Available data =
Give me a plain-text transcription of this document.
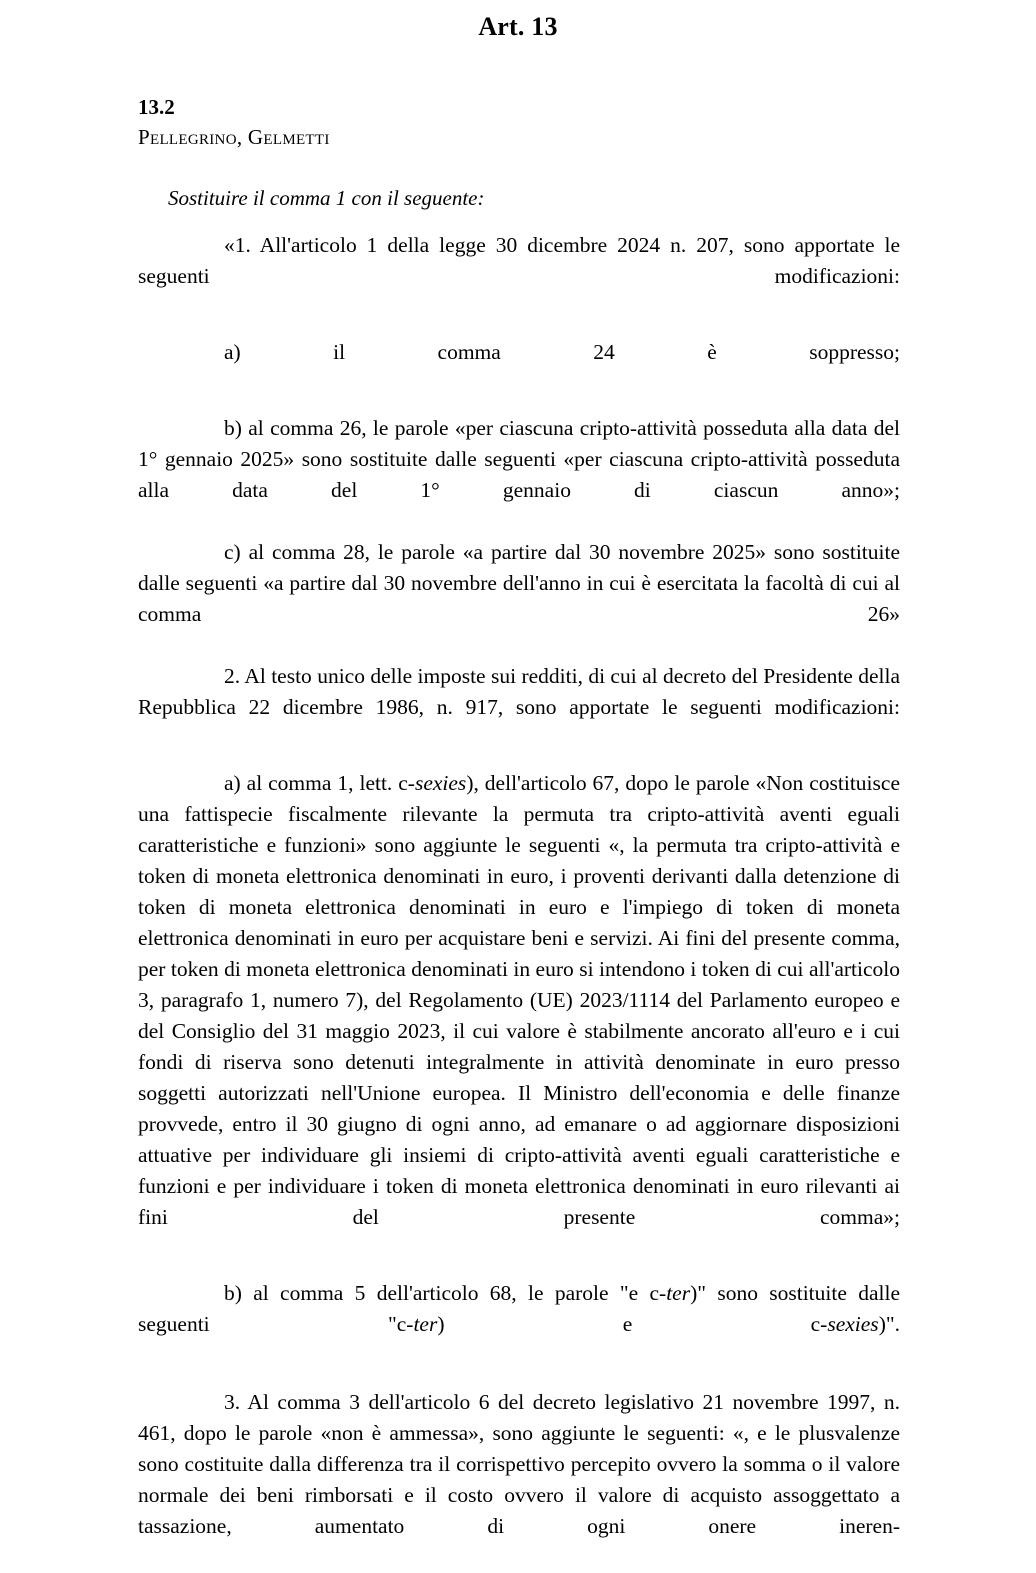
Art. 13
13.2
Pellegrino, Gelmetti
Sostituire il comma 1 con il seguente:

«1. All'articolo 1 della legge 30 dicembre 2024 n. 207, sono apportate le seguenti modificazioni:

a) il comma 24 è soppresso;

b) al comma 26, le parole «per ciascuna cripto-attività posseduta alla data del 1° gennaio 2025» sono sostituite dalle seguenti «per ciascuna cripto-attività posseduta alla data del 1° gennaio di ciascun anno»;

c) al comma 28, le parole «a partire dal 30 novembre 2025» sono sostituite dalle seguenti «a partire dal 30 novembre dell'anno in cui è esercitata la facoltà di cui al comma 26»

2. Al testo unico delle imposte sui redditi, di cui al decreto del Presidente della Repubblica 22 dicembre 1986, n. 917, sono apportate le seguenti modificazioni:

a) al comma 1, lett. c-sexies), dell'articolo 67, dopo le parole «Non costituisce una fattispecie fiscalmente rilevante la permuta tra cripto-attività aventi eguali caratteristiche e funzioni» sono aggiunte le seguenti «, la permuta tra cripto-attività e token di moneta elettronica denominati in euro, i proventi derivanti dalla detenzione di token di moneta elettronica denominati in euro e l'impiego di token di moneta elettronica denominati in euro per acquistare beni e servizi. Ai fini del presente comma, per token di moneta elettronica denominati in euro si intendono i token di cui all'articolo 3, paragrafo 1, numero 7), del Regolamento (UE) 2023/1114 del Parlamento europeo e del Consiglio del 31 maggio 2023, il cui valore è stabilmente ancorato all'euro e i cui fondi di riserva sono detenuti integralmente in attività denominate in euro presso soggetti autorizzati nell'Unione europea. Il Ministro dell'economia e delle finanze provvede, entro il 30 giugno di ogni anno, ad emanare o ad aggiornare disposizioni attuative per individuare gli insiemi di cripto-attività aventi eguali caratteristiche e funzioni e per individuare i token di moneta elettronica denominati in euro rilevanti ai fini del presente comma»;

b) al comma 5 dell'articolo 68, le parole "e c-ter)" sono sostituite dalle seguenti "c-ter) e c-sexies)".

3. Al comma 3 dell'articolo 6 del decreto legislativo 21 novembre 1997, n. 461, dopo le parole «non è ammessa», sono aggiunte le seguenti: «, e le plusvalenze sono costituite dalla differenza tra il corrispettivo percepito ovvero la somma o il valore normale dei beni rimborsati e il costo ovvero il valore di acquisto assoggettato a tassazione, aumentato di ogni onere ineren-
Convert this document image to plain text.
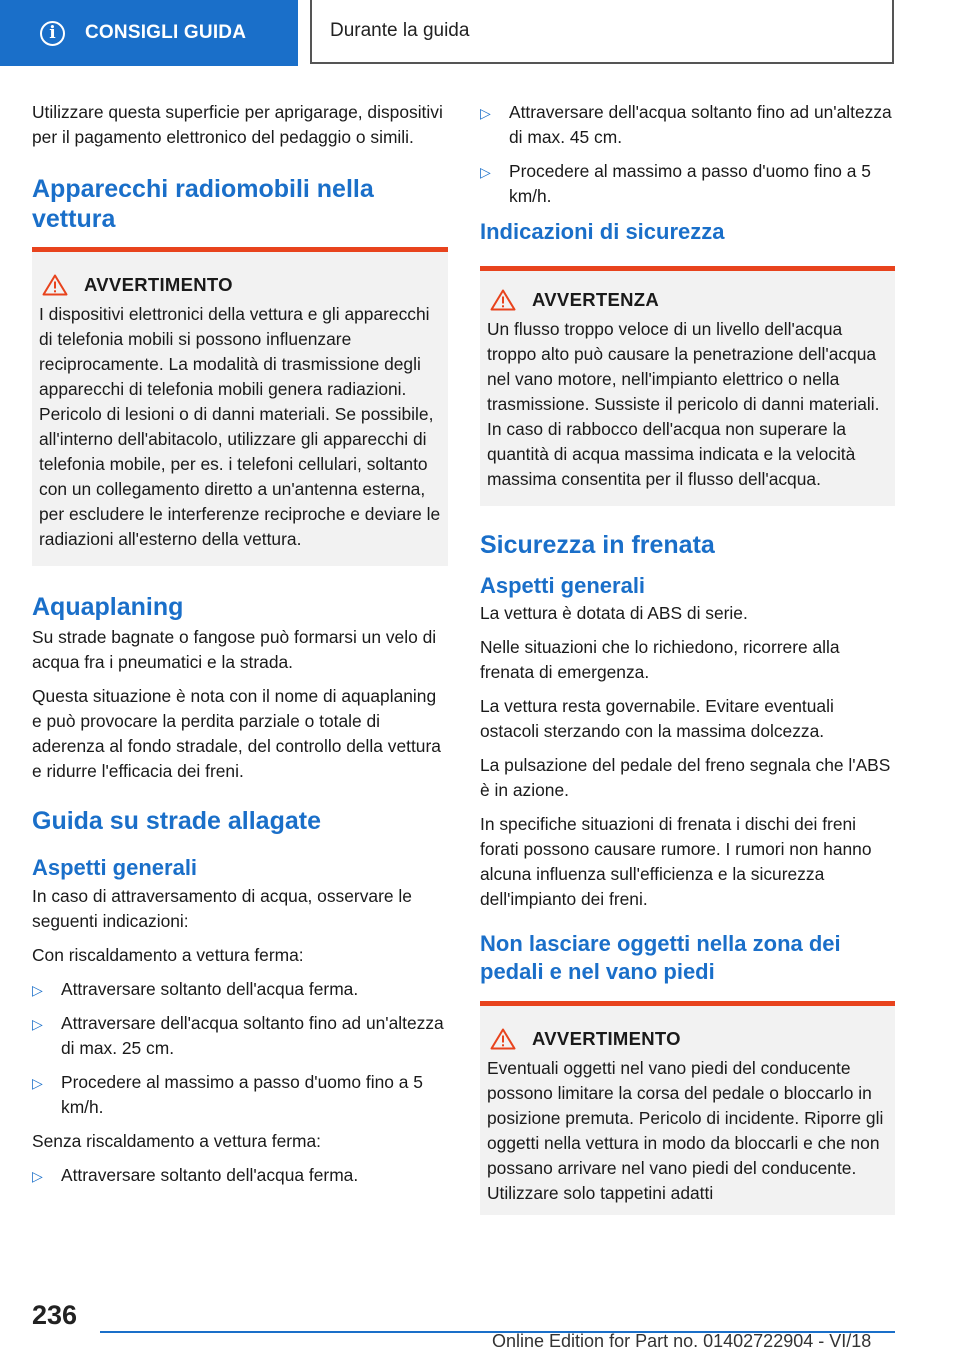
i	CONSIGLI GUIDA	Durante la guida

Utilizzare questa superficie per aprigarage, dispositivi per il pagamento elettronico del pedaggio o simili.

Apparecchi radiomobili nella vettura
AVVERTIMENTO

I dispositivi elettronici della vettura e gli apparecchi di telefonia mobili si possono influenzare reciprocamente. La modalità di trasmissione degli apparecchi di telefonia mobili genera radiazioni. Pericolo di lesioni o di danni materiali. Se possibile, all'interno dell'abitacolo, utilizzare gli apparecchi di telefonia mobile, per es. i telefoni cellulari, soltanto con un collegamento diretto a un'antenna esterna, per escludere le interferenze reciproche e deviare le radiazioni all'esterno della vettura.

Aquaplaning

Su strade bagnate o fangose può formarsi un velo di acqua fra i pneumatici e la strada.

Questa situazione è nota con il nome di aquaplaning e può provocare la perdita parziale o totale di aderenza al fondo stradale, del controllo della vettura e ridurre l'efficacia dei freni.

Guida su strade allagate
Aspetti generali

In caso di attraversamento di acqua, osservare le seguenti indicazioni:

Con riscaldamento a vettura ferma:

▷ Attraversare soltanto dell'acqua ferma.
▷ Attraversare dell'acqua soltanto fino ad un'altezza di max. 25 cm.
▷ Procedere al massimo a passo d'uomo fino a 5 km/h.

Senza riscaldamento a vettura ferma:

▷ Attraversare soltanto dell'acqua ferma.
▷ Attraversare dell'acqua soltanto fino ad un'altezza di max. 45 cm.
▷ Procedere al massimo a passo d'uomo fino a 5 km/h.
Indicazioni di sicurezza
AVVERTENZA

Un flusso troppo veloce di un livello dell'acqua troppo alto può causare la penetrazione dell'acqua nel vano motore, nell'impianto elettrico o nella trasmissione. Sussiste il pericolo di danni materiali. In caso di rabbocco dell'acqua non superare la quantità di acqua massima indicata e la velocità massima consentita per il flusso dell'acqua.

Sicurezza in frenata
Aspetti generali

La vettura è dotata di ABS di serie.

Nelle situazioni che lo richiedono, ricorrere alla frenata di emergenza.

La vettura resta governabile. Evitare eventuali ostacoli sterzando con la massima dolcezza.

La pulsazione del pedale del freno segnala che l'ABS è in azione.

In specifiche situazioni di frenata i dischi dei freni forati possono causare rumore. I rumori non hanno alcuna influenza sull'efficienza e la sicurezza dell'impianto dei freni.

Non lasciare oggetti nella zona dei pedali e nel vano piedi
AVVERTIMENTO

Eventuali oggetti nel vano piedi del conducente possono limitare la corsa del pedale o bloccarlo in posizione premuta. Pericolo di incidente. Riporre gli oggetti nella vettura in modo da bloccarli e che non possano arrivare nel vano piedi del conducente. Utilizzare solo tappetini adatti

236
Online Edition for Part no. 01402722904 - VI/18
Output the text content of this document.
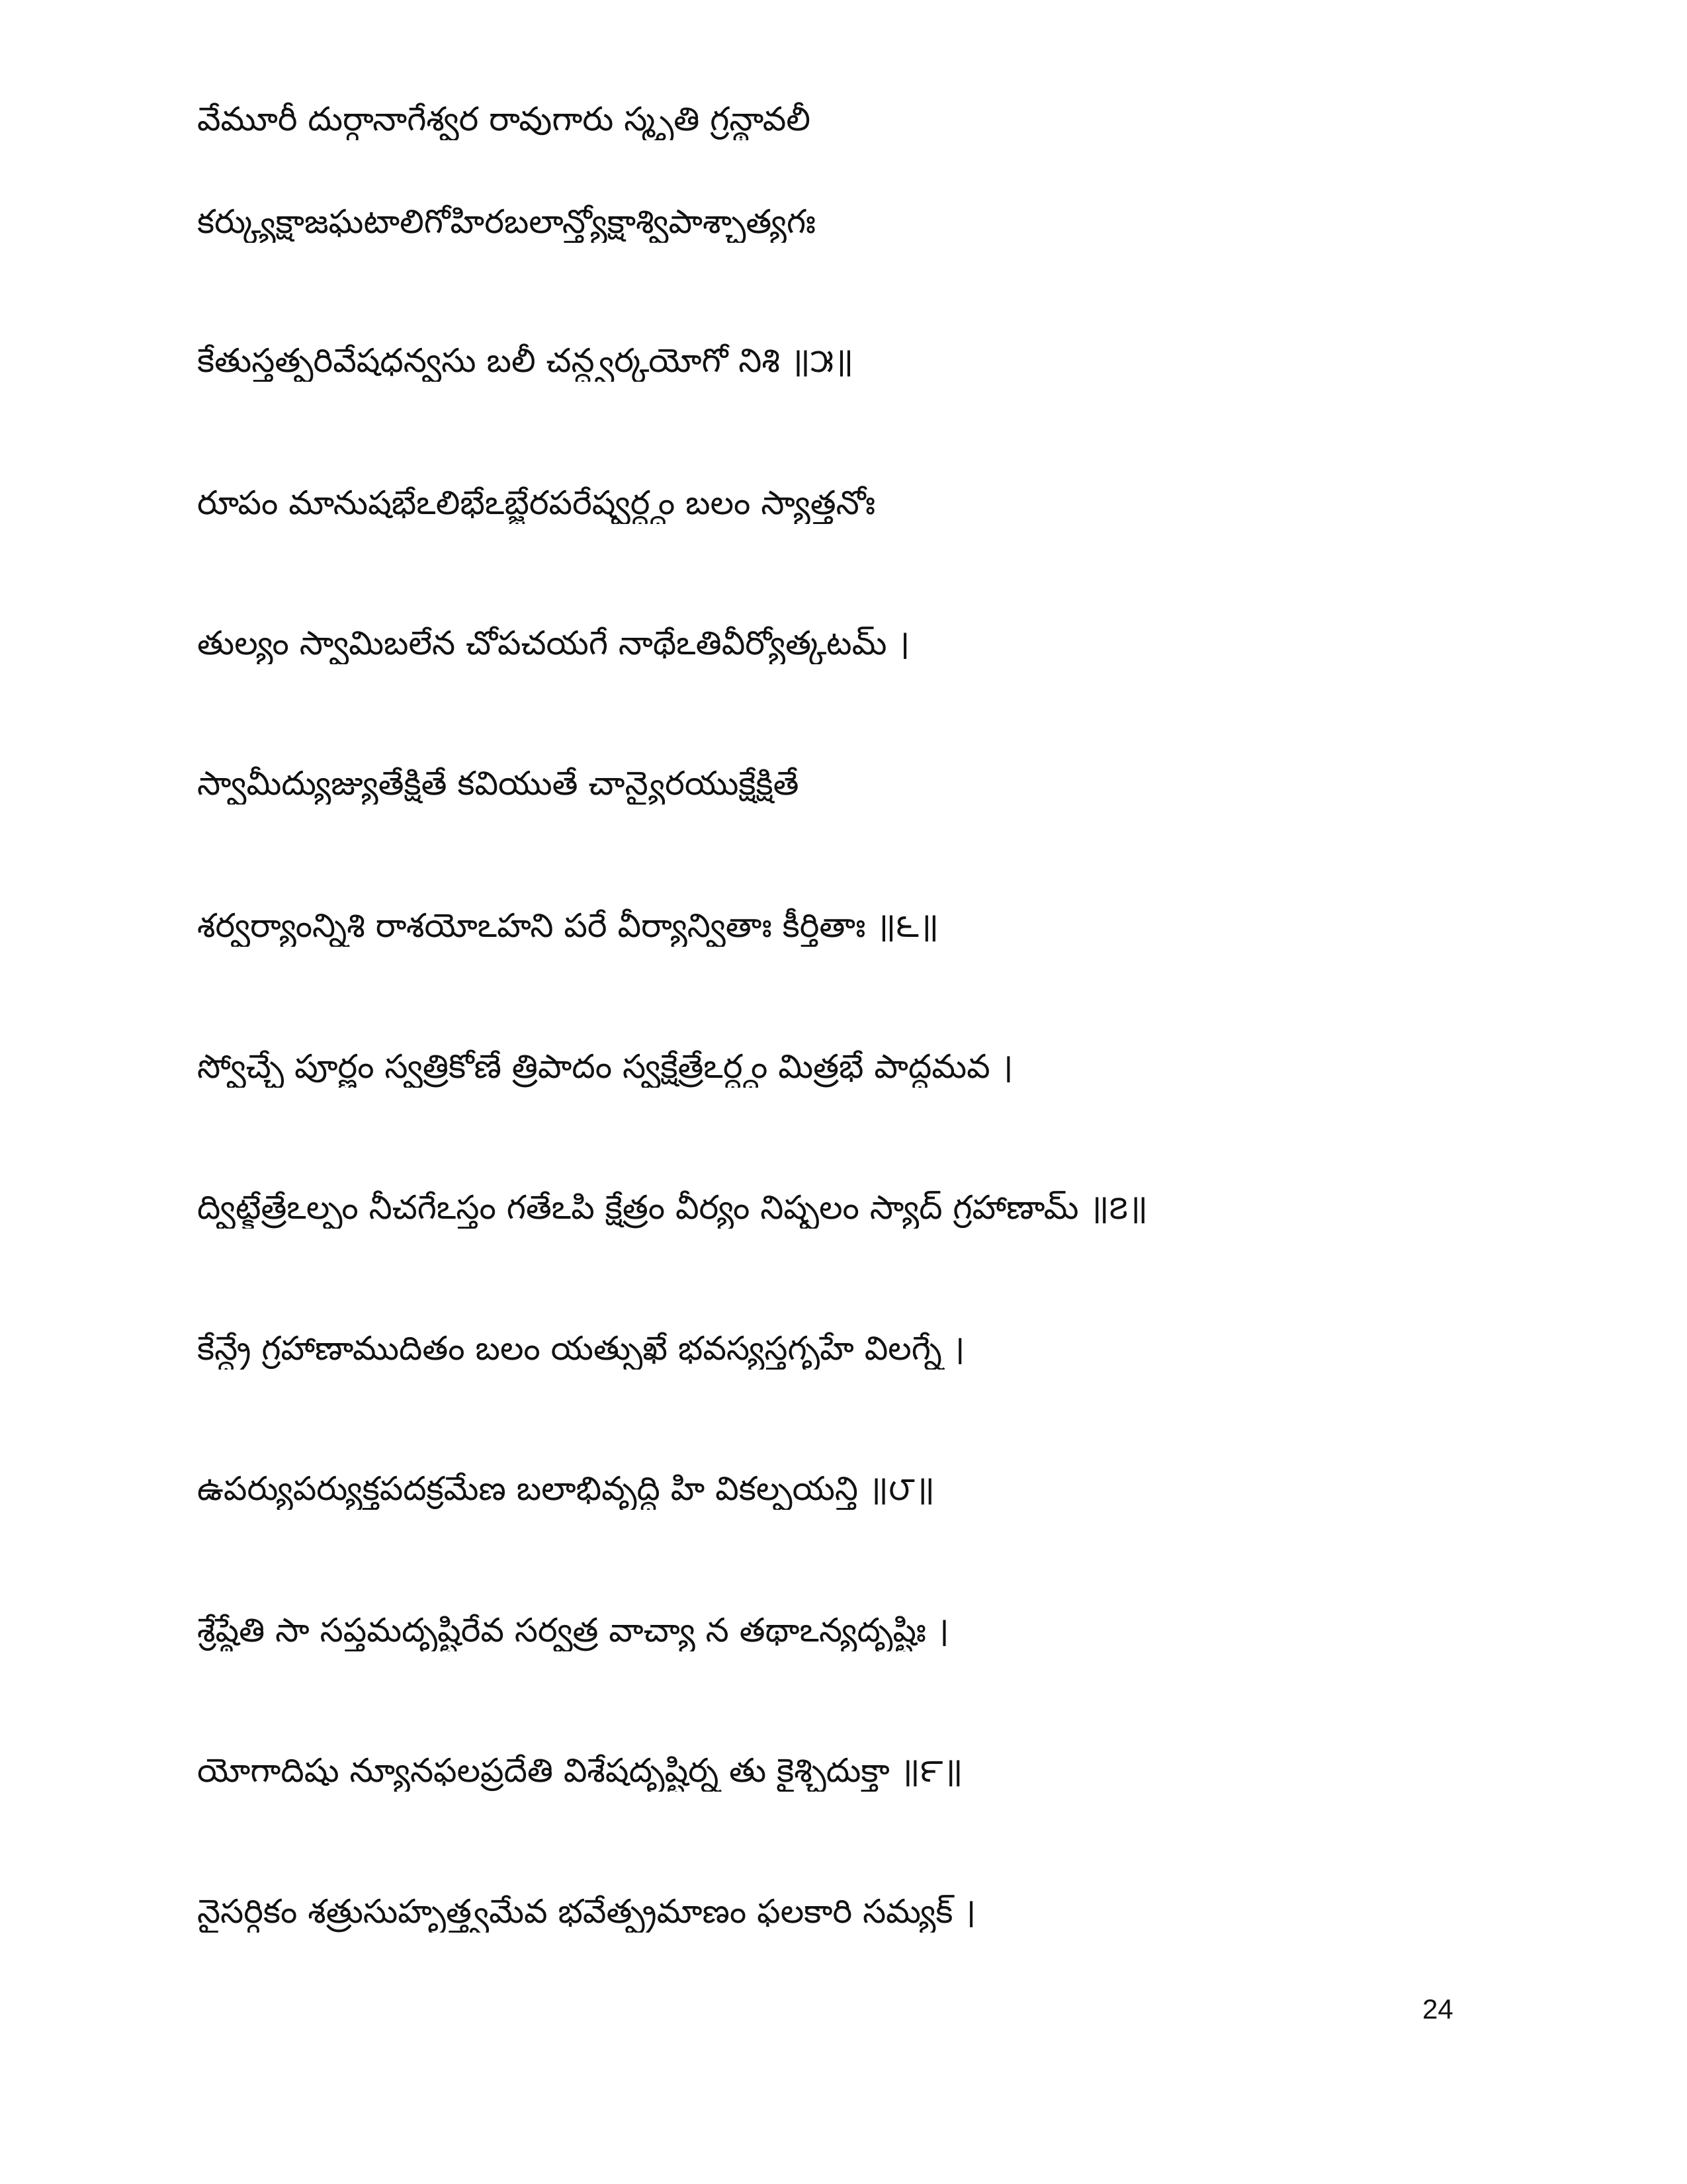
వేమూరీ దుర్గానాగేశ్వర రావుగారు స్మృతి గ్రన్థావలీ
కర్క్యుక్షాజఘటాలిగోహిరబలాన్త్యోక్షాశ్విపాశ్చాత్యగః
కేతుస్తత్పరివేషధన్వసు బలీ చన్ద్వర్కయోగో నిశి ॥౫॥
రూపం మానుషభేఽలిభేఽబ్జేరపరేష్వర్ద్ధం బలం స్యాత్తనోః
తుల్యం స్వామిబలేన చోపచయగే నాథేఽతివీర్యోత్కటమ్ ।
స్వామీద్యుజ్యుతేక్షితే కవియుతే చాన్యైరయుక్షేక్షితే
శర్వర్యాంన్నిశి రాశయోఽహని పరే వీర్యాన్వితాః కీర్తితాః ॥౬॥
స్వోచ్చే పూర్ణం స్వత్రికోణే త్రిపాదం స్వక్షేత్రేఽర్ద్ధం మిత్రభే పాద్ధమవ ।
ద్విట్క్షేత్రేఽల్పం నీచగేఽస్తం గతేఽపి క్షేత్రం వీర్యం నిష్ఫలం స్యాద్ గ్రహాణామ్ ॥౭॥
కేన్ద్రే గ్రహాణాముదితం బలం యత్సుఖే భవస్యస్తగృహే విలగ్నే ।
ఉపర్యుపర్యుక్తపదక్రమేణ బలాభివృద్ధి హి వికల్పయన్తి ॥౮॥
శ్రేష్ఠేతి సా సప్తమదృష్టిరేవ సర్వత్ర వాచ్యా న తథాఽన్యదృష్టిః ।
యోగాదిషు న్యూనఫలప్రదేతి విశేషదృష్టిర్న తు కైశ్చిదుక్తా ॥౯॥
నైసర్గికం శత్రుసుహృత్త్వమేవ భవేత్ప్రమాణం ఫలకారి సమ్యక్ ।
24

Task objective = Keep only the lines that hold the string "fino", and copy them out.

Exercise result =
▷ Attraversare dell'acqua soltanto fino ad un'altezza di max. 25 cm.
▷ Procedere al massimo a passo d'uomo fino a 5 km/h.
▷ Attraversare dell'acqua soltanto fino ad un'altezza di max. 45 cm.
▷ Procedere al massimo a passo d'uomo fino a 5 km/h.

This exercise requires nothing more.